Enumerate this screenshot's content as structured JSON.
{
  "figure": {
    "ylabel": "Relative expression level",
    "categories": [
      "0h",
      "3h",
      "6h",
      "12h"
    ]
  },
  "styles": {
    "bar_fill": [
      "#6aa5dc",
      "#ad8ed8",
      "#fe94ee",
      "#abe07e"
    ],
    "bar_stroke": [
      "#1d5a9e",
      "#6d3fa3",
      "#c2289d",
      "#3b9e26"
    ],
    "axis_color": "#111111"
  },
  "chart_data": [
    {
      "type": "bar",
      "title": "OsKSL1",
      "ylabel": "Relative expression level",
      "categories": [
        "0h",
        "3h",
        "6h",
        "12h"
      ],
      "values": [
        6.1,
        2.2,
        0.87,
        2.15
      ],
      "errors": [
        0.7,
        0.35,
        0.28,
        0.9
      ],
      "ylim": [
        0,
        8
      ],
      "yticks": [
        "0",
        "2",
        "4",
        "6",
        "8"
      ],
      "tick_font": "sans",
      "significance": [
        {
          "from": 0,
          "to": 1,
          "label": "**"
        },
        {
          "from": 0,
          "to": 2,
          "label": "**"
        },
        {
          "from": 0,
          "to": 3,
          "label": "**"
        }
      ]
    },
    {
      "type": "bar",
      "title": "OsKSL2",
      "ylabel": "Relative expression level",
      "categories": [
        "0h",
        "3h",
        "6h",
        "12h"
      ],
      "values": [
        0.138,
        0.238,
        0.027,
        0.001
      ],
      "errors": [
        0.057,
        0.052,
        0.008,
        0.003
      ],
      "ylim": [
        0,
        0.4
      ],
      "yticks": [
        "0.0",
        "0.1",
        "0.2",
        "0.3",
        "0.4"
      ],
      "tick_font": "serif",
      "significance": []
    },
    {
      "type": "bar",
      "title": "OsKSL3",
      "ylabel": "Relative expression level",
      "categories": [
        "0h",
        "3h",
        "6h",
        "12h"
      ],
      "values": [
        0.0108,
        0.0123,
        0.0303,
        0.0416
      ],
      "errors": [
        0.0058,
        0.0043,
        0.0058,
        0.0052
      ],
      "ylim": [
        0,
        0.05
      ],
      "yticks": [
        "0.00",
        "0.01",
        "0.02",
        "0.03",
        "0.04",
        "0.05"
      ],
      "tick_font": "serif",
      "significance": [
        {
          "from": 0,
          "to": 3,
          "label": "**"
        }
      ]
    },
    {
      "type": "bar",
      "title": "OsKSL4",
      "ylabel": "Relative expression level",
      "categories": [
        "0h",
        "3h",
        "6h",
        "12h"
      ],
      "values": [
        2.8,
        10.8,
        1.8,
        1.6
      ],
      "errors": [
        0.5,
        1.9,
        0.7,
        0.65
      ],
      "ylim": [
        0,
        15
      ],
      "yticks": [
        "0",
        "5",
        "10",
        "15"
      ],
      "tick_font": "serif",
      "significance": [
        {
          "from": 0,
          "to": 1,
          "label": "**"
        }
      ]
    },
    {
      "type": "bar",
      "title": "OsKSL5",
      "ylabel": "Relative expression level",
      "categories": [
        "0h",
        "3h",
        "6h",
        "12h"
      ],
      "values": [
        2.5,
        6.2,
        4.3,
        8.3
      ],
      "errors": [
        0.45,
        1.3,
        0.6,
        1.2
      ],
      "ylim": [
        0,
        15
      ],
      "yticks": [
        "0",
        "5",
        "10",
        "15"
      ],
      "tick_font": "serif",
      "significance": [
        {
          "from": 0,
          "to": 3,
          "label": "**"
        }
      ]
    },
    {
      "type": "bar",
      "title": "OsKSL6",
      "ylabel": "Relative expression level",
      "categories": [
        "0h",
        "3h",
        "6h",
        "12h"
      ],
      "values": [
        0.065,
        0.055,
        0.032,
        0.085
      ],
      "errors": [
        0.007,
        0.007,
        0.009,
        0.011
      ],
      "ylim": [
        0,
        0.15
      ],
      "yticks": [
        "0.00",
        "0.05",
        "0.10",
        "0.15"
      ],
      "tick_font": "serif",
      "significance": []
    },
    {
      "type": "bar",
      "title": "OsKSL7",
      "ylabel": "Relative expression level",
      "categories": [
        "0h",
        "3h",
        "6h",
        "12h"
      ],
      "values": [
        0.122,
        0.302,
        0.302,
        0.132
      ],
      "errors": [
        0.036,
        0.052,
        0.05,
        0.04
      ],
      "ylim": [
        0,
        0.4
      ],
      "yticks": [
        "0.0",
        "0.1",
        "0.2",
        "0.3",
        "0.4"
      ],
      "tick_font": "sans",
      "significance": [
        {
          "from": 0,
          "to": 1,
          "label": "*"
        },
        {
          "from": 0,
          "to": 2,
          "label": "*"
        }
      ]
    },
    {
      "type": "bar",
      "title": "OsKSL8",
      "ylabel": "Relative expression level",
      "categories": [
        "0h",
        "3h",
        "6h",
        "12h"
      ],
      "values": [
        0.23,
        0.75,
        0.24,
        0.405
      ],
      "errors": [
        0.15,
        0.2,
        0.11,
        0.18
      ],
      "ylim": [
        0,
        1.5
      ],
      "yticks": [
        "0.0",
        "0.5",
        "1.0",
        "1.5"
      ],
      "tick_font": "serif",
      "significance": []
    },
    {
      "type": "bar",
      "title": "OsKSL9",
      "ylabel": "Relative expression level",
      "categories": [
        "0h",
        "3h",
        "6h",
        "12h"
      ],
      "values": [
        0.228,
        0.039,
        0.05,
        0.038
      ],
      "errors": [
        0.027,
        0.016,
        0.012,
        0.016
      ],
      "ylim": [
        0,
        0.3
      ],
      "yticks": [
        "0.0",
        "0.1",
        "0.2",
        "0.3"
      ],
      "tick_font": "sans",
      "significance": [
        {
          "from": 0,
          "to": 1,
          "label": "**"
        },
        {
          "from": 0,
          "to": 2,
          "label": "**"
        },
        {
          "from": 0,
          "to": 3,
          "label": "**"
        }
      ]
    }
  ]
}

■ ■ ■ ■ ■

Set task - Repeat each entry word for word.

The response -
Enumerate this screenshot's content as structured JSON.
{
  "figure": {
    "ylabel": "Relative expression level",
    "categories": [
      "0h",
      "3h",
      "6h",
      "12h"
    ]
  },
  "styles": {
    "bar_fill": [
      "#6aa5dc",
      "#ad8ed8",
      "#fe94ee",
      "#abe07e"
    ],
    "bar_stroke": [
      "#1d5a9e",
      "#6d3fa3",
      "#c2289d",
      "#3b9e26"
    ],
    "axis_color": "#111111"
  },
  "chart_data": [
    {
      "type": "bar",
      "title": "OsKSL1",
      "ylabel": "Relative expression level",
      "categories": [
        "0h",
        "3h",
        "6h",
        "12h"
      ],
      "values": [
        6.1,
        2.2,
        0.87,
        2.15
      ],
      "errors": [
        0.7,
        0.35,
        0.28,
        0.9
      ],
      "ylim": [
        0,
        8
      ],
      "yticks": [
        "0",
        "2",
        "4",
        "6",
        "8"
      ],
      "tick_font": "sans",
      "significance": [
        {
          "from": 0,
          "to": 1,
          "label": "**"
        },
        {
          "from": 0,
          "to": 2,
          "label": "**"
        },
        {
          "from": 0,
          "to": 3,
          "label": "**"
        }
      ]
    },
    {
      "type": "bar",
      "title": "OsKSL2",
      "ylabel": "Relative expression level",
      "categories": [
        "0h",
        "3h",
        "6h",
        "12h"
      ],
      "values": [
        0.138,
        0.238,
        0.027,
        0.001
      ],
      "errors": [
        0.057,
        0.052,
        0.008,
        0.003
      ],
      "ylim": [
        0,
        0.4
      ],
      "yticks": [
        "0.0",
        "0.1",
        "0.2",
        "0.3",
        "0.4"
      ],
      "tick_font": "serif",
      "significance": []
    },
    {
      "type": "bar",
      "title": "OsKSL3",
      "ylabel": "Relative expression level",
      "categories": [
        "0h",
        "3h",
        "6h",
        "12h"
      ],
      "values": [
        0.0108,
        0.0123,
        0.0303,
        0.0416
      ],
      "errors": [
        0.0058,
        0.0043,
        0.0058,
        0.0052
      ],
      "ylim": [
        0,
        0.05
      ],
      "yticks": [
        "0.00",
        "0.01",
        "0.02",
        "0.03",
        "0.04",
        "0.05"
      ],
      "tick_font": "serif",
      "significance": [
        {
          "from": 0,
          "to": 3,
          "label": "**"
        }
      ]
    },
    {
      "type": "bar",
      "title": "OsKSL4",
      "ylabel": "Relative expression level",
      "categories": [
        "0h",
        "3h",
        "6h",
        "12h"
      ],
      "values": [
        2.8,
        10.8,
        1.8,
        1.6
      ],
      "errors": [
        0.5,
        1.9,
        0.7,
        0.65
      ],
      "ylim": [
        0,
        15
      ],
      "yticks": [
        "0",
        "5",
        "10",
        "15"
      ],
      "tick_font": "serif",
      "significance": [
        {
          "from": 0,
          "to": 1,
          "label": "**"
        }
      ]
    },
    {
      "type": "bar",
      "title": "OsKSL5",
      "ylabel": "Relative expression level",
      "categories": [
        "0h",
        "3h",
        "6h",
        "12h"
      ],
      "values": [
        2.5,
        6.2,
        4.3,
        8.3
      ],
      "errors": [
        0.45,
        1.3,
        0.6,
        1.2
      ],
      "ylim": [
        0,
        15
      ],
      "yticks": [
        "0",
        "5",
        "10",
        "15"
      ],
      "tick_font": "serif",
      "significance": [
        {
          "from": 0,
          "to": 3,
          "label": "**"
        }
      ]
    },
    {
      "type": "bar",
      "title": "OsKSL6",
      "ylabel": "Relative expression level",
      "categories": [
        "0h",
        "3h",
        "6h",
        "12h"
      ],
      "values": [
        0.065,
        0.055,
        0.032,
        0.085
      ],
      "errors": [
        0.007,
        0.007,
        0.009,
        0.011
      ],
      "ylim": [
        0,
        0.15
      ],
      "yticks": [
        "0.00",
        "0.05",
        "0.10",
        "0.15"
      ],
      "tick_font": "serif",
      "significance": []
    },
    {
      "type": "bar",
      "title": "OsKSL7",
      "ylabel": "Relative expression level",
      "categories": [
        "0h",
        "3h",
        "6h",
        "12h"
      ],
      "values": [
        0.122,
        0.302,
        0.302,
        0.132
      ],
      "errors": [
        0.036,
        0.052,
        0.05,
        0.04
      ],
      "ylim": [
        0,
        0.4
      ],
      "yticks": [
        "0.0",
        "0.1",
        "0.2",
        "0.3",
        "0.4"
      ],
      "tick_font": "sans",
      "significance": [
        {
          "from": 0,
          "to": 1,
          "label": "*"
        },
        {
          "from": 0,
          "to": 2,
          "label": "*"
        }
      ]
    },
    {
      "type": "bar",
      "title": "OsKSL8",
      "ylabel": "Relative expression level",
      "categories": [
        "0h",
        "3h",
        "6h",
        "12h"
      ],
      "values": [
        0.23,
        0.75,
        0.24,
        0.405
      ],
      "errors": [
        0.15,
        0.2,
        0.11,
        0.18
      ],
      "ylim": [
        0,
        1.5
      ],
      "yticks": [
        "0.0",
        "0.5",
        "1.0",
        "1.5"
      ],
      "tick_font": "serif",
      "significance": []
    },
    {
      "type": "bar",
      "title": "OsKSL9",
      "ylabel": "Relative expression level",
      "categories": [
        "0h",
        "3h",
        "6h",
        "12h"
      ],
      "values": [
        0.228,
        0.039,
        0.05,
        0.038
      ],
      "errors": [
        0.027,
        0.016,
        0.012,
        0.016
      ],
      "ylim": [
        0,
        0.3
      ],
      "yticks": [
        "0.0",
        "0.1",
        "0.2",
        "0.3"
      ],
      "tick_font": "sans",
      "significance": [
        {
          "from": 0,
          "to": 1,
          "label": "**"
        },
        {
          "from": 0,
          "to": 2,
          "label": "**"
        },
        {
          "from": 0,
          "to": 3,
          "label": "**"
        }
      ]
    }
  ]
}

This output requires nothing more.